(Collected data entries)
=====

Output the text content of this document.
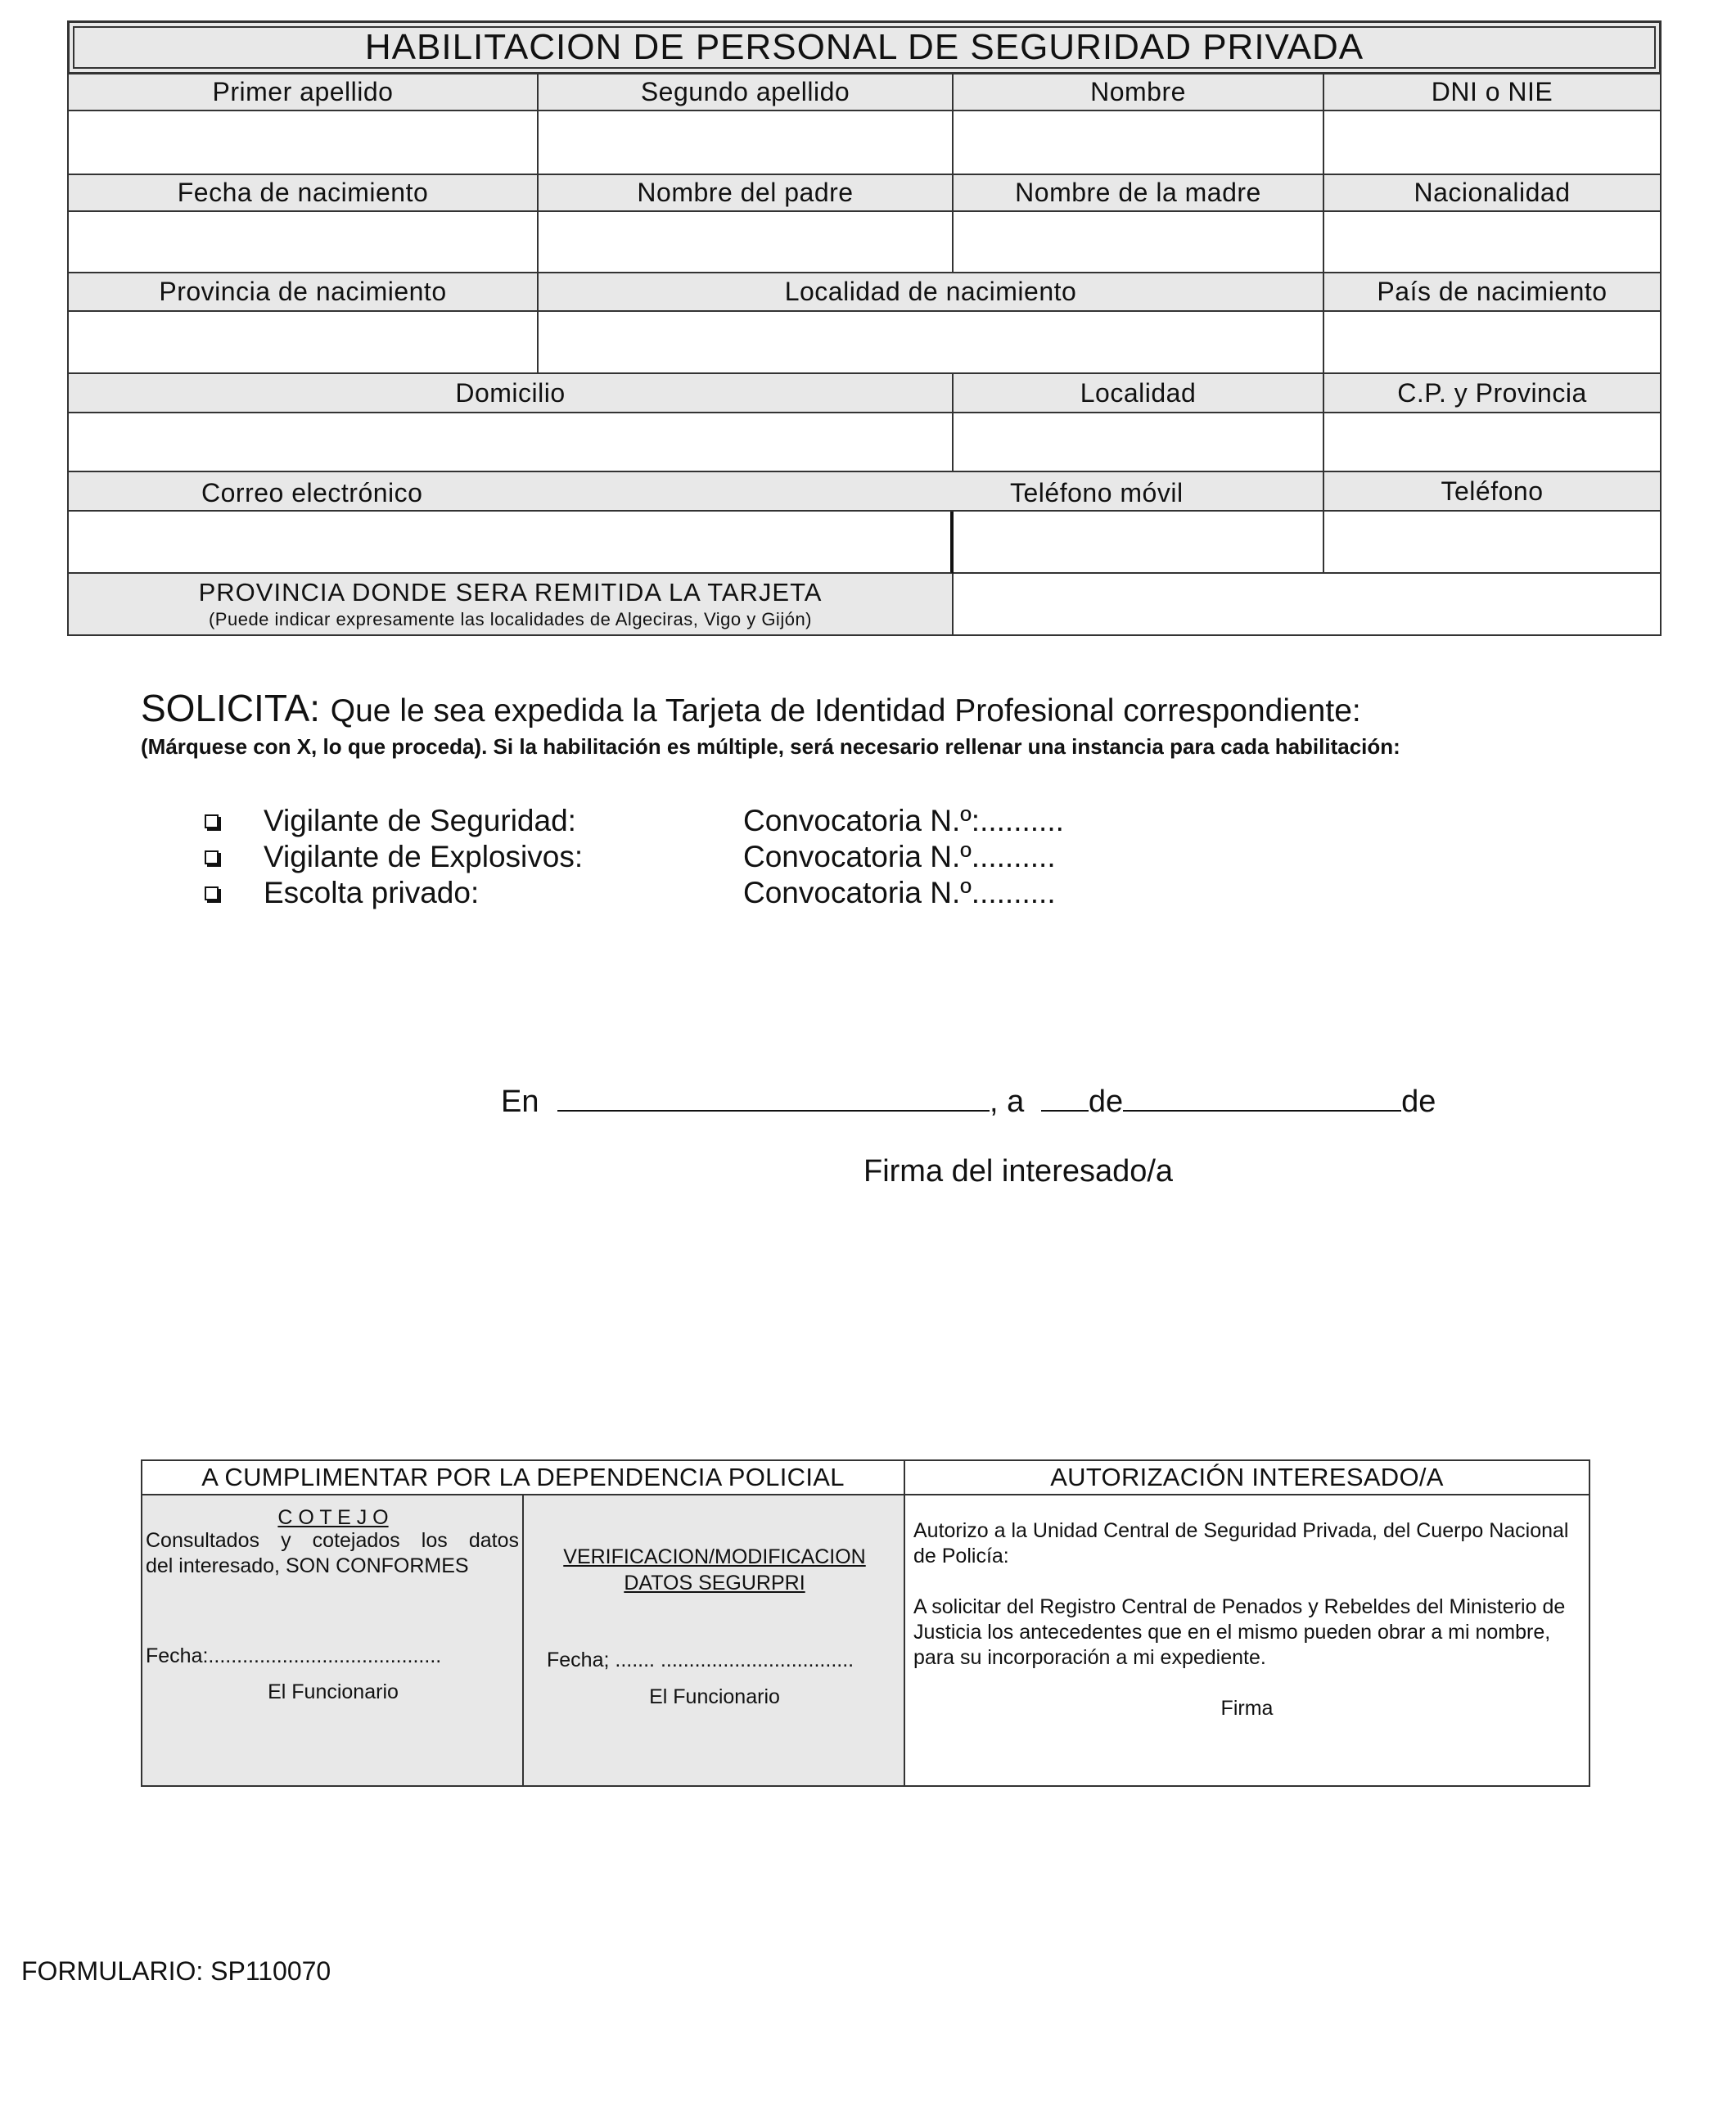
HABILITACION DE PERSONAL DE SEGURIDAD PRIVADA
Primer apellido	Segundo apellido	Nombre	DNI o NIE
Fecha de nacimiento	Nombre del padre	Nombre de la madre	Nacionalidad
Provincia de nacimiento	Localidad de nacimiento	País de nacimiento
Domicilio	Localidad	C.P. y Provincia
Correo electrónico	Teléfono móvil	Teléfono
PROVINCIA DONDE SERA REMITIDA LA TARJETA
(Puede indicar expresamente las localidades de Algeciras, Vigo y Gijón)
SOLICITA: Que le sea expedida la Tarjeta de Identidad Profesional correspondiente:
(Márquese con X, lo que proceda). Si la habilitación es múltiple, será necesario rellenar una instancia para cada habilitación:
Vigilante de Seguridad:	Convocatoria N.º:..........
Vigilante de Explosivos:	Convocatoria N.º..........
Escolta privado:	Convocatoria N.º..........
En	, a de	de
Firma del interesado/a
A CUMPLIMENTAR POR LA DEPENDENCIA POLICIAL	AUTORIZACIÓN INTERESADO/A
C O T E J O
Consultados y cotejados los datos
del interesado, SON CONFORMES
Fecha:.........................................
El Funcionario
VERIFICACION/MODIFICACION
DATOS SEGURPRI
Fecha; ....... ..................................
El Funcionario
Autorizo a la Unidad Central de Seguridad Privada, del Cuerpo Nacional
de Policía:
A solicitar del Registro Central de Penados y Rebeldes del Ministerio de
Justicia los antecedentes que en el mismo pueden obrar a mi nombre,
para su incorporación a mi expediente.
Firma
FORMULARIO: SP110070
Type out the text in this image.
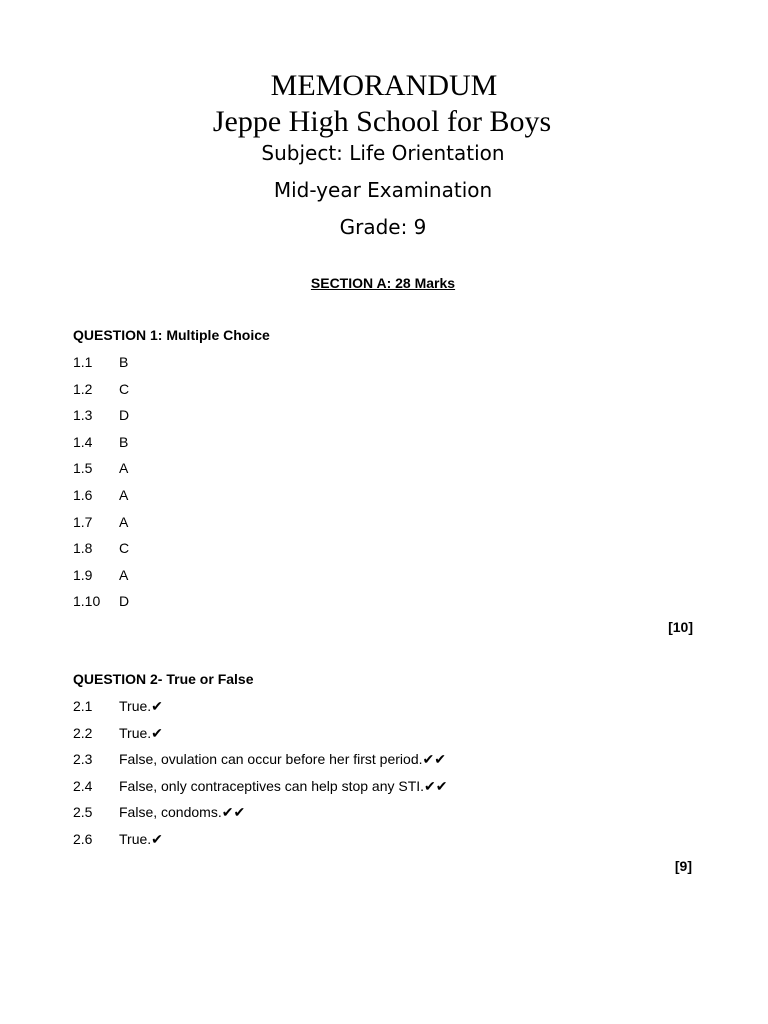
MEMORANDUM
Jeppe High School for Boys
Subject: Life Orientation
Mid-year Examination
Grade: 9
SECTION A: 28 Marks
QUESTION 1: Multiple Choice
1.1	B
1.2	C
1.3	D
1.4	B
1.5	A
1.6	A
1.7	A
1.8	C
1.9	A
1.10	D
[10]
QUESTION 2- True or False
2.1	True.✔
2.2	True.✔
2.3	False, ovulation can occur before her first period.✔✔
2.4	False, only contraceptives can help stop any STI.✔✔
2.5	False, condoms.✔✔
2.6	True.✔
[9]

=====

**Problem statement**: Reproduce all entries exactly. Pictures do not belong in the copy.

**Output for this exercise**:
Output the text content of this document.
HABILITACION DE PERSONAL DE SEGURIDAD PRIVADA
Primer apellido	Segundo apellido	Nombre	DNI o NIE
Fecha de nacimiento	Nombre del padre	Nombre de la madre	Nacionalidad
Provincia de nacimiento	Localidad de nacimiento	País de nacimiento
Domicilio	Localidad	C.P. y Provincia
Correo electrónico	Teléfono móvil	Teléfono
PROVINCIA DONDE SERA REMITIDA LA TARJETA
(Puede indicar expresamente las localidades de Algeciras, Vigo y Gijón)
SOLICITA: Que le sea expedida la Tarjeta de Identidad Profesional correspondiente:
(Márquese con X, lo que proceda). Si la habilitación es múltiple, será necesario rellenar una instancia para cada habilitación:
Vigilante de Seguridad:	Convocatoria N.º:..........
Vigilante de Explosivos:	Convocatoria N.º..........
Escolta privado:	Convocatoria N.º..........
En	, a de	de
Firma del interesado/a
A CUMPLIMENTAR POR LA DEPENDENCIA POLICIAL	AUTORIZACIÓN INTERESADO/A
C O T E J O
Consultados y cotejados los datos
del interesado, SON CONFORMES
Fecha:.........................................
El Funcionario
VERIFICACION/MODIFICACION
DATOS SEGURPRI
Fecha; ....... ..................................
El Funcionario
Autorizo a la Unidad Central de Seguridad Privada, del Cuerpo Nacional
de Policía:
A solicitar del Registro Central de Penados y Rebeldes del Ministerio de
Justicia los antecedentes que en el mismo pueden obrar a mi nombre,
para su incorporación a mi expediente.
Firma
FORMULARIO: SP110070
Type out the text in this image.
MEMORANDUM
Jeppe High School for Boys
Subject: Life Orientation
Mid-year Examination
Grade: 9
SECTION A: 28 Marks
QUESTION 1: Multiple Choice
1.1	B
1.2	C
1.3	D
1.4	B
1.5	A
1.6	A
1.7	A
1.8	C
1.9	A
1.10	D
[10]
QUESTION 2- True or False
2.1	True.✔
2.2	True.✔
2.3	False, ovulation can occur before her first period.✔✔
2.4	False, only contraceptives can help stop any STI.✔✔
2.5	False, condoms.✔✔
2.6	True.✔
[9]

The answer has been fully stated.